◆ Exercise description
Give back all the data exactly, line by line.

◆ Dataset entries

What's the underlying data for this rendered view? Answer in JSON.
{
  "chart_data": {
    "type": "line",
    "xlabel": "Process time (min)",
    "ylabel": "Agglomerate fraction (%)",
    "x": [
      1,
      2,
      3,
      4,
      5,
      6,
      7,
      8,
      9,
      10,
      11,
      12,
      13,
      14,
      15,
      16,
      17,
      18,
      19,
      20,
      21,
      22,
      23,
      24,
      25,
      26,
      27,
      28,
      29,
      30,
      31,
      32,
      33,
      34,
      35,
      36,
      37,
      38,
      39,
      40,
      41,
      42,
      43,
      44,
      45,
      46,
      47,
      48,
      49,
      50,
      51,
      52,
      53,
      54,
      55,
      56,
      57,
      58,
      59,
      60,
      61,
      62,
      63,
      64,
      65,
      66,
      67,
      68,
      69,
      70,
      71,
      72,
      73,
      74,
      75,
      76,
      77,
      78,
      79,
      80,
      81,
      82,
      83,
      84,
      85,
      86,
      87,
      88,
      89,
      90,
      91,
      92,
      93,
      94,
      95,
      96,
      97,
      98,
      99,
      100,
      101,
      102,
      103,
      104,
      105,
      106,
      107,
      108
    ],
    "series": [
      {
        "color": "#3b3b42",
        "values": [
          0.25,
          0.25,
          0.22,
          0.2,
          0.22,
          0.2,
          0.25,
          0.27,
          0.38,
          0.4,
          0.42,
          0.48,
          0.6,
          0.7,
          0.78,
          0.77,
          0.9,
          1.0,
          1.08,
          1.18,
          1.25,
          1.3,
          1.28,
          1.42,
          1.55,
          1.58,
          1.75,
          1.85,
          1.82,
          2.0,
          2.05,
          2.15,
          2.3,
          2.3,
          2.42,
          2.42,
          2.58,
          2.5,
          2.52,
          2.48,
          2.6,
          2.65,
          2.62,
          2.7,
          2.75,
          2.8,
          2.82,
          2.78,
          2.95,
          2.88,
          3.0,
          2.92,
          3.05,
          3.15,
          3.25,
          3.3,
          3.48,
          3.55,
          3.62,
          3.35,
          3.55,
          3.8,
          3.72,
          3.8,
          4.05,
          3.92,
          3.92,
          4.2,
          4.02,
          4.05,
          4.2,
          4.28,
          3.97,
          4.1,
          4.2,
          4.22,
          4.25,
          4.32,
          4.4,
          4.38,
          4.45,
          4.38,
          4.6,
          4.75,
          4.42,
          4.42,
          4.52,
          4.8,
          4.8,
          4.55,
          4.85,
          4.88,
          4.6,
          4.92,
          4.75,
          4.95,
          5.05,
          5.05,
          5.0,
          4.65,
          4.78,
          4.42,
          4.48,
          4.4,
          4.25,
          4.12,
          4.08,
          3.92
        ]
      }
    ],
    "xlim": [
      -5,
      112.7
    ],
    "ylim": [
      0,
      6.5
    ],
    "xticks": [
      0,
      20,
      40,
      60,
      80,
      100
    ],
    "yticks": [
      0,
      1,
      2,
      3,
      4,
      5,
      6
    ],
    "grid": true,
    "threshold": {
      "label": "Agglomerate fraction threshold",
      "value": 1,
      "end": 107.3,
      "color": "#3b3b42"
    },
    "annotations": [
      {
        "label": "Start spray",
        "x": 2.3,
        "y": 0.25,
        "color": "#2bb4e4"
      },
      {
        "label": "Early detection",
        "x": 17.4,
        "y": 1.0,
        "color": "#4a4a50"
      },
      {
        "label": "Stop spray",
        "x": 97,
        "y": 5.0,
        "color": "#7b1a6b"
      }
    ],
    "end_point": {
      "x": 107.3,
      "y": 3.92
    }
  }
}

◆ Completed task
What's the underlying data for this rendered view? Answer in JSON.
{
  "chart_data": {
    "type": "line",
    "xlabel": "Process time (min)",
    "ylabel": "Agglomerate fraction (%)",
    "x": [
      1,
      2,
      3,
      4,
      5,
      6,
      7,
      8,
      9,
      10,
      11,
      12,
      13,
      14,
      15,
      16,
      17,
      18,
      19,
      20,
      21,
      22,
      23,
      24,
      25,
      26,
      27,
      28,
      29,
      30,
      31,
      32,
      33,
      34,
      35,
      36,
      37,
      38,
      39,
      40,
      41,
      42,
      43,
      44,
      45,
      46,
      47,
      48,
      49,
      50,
      51,
      52,
      53,
      54,
      55,
      56,
      57,
      58,
      59,
      60,
      61,
      62,
      63,
      64,
      65,
      66,
      67,
      68,
      69,
      70,
      71,
      72,
      73,
      74,
      75,
      76,
      77,
      78,
      79,
      80,
      81,
      82,
      83,
      84,
      85,
      86,
      87,
      88,
      89,
      90,
      91,
      92,
      93,
      94,
      95,
      96,
      97,
      98,
      99,
      100,
      101,
      102,
      103,
      104,
      105,
      106,
      107,
      108
    ],
    "series": [
      {
        "color": "#3b3b42",
        "values": [
          0.25,
          0.25,
          0.22,
          0.2,
          0.22,
          0.2,
          0.25,
          0.27,
          0.38,
          0.4,
          0.42,
          0.48,
          0.6,
          0.7,
          0.78,
          0.77,
          0.9,
          1.0,
          1.08,
          1.18,
          1.25,
          1.3,
          1.28,
          1.42,
          1.55,
          1.58,
          1.75,
          1.85,
          1.82,
          2.0,
          2.05,
          2.15,
          2.3,
          2.3,
          2.42,
          2.42,
          2.58,
          2.5,
          2.52,
          2.48,
          2.6,
          2.65,
          2.62,
          2.7,
          2.75,
          2.8,
          2.82,
          2.78,
          2.95,
          2.88,
          3.0,
          2.92,
          3.05,
          3.15,
          3.25,
          3.3,
          3.48,
          3.55,
          3.62,
          3.35,
          3.55,
          3.8,
          3.72,
          3.8,
          4.05,
          3.92,
          3.92,
          4.2,
          4.02,
          4.05,
          4.2,
          4.28,
          3.97,
          4.1,
          4.2,
          4.22,
          4.25,
          4.32,
          4.4,
          4.38,
          4.45,
          4.38,
          4.6,
          4.75,
          4.42,
          4.42,
          4.52,
          4.8,
          4.8,
          4.55,
          4.85,
          4.88,
          4.6,
          4.92,
          4.75,
          4.95,
          5.05,
          5.05,
          5.0,
          4.65,
          4.78,
          4.42,
          4.48,
          4.4,
          4.25,
          4.12,
          4.08,
          3.92
        ]
      }
    ],
    "xlim": [
      -5,
      112.7
    ],
    "ylim": [
      0,
      6.5
    ],
    "xticks": [
      0,
      20,
      40,
      60,
      80,
      100
    ],
    "yticks": [
      0,
      1,
      2,
      3,
      4,
      5,
      6
    ],
    "grid": true,
    "threshold": {
      "label": "Agglomerate fraction threshold",
      "value": 1,
      "end": 107.3,
      "color": "#3b3b42"
    },
    "annotations": [
      {
        "label": "Start spray",
        "x": 2.3,
        "y": 0.25,
        "color": "#2bb4e4"
      },
      {
        "label": "Early detection",
        "x": 17.4,
        "y": 1.0,
        "color": "#4a4a50"
      },
      {
        "label": "Stop spray",
        "x": 97,
        "y": 5.0,
        "color": "#7b1a6b"
      }
    ],
    "end_point": {
      "x": 107.3,
      "y": 3.92
    }
  }
}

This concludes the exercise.